▶ _DATA FOR THIS TASK_
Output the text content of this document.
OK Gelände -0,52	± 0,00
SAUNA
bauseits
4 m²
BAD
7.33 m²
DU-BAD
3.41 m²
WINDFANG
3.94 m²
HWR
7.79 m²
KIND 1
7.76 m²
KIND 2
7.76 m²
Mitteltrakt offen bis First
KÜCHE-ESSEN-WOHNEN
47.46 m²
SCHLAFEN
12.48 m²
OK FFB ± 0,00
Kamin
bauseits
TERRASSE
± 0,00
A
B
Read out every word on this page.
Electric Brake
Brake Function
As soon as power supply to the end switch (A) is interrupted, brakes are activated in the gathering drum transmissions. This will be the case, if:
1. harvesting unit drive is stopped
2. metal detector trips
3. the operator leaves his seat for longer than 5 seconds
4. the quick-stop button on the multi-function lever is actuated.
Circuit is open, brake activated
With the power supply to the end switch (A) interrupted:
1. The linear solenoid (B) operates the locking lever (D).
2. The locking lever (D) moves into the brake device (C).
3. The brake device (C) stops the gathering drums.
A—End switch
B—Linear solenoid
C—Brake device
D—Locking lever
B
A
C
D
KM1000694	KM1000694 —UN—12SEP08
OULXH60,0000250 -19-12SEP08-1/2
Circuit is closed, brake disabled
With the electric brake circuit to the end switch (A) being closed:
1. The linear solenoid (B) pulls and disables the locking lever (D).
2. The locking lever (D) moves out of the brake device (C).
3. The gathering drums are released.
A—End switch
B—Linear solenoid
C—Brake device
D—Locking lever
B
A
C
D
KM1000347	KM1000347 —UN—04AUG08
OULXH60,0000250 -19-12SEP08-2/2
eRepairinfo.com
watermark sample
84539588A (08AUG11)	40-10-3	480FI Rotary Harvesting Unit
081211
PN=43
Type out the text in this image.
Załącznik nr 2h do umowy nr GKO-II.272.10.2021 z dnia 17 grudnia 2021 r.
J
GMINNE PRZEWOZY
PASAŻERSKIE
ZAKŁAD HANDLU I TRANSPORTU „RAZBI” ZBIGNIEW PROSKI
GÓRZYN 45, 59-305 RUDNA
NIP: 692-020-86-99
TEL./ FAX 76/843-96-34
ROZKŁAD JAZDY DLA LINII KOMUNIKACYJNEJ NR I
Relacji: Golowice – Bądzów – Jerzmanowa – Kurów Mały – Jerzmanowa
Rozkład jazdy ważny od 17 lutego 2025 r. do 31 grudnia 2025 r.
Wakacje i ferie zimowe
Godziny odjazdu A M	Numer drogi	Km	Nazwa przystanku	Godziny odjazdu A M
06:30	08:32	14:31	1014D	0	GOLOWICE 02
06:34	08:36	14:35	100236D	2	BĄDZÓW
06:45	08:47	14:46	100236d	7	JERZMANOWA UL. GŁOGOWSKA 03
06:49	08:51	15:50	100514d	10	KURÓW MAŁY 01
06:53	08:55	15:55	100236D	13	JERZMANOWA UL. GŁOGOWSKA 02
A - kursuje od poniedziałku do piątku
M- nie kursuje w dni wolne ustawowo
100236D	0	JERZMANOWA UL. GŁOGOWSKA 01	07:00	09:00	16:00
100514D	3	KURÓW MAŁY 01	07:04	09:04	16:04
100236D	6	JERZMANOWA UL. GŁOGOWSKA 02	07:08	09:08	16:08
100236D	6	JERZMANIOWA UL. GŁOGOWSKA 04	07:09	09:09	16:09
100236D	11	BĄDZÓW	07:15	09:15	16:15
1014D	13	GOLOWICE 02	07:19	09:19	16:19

▶ _WHAT THE TASK ASKS_
Copy each line of the listing that contains the string "With".

▶ _TASK RESPONSE_
With the power supply to the end switch (A) interrupted:
With the electric brake circuit to the end switch (A) being closed:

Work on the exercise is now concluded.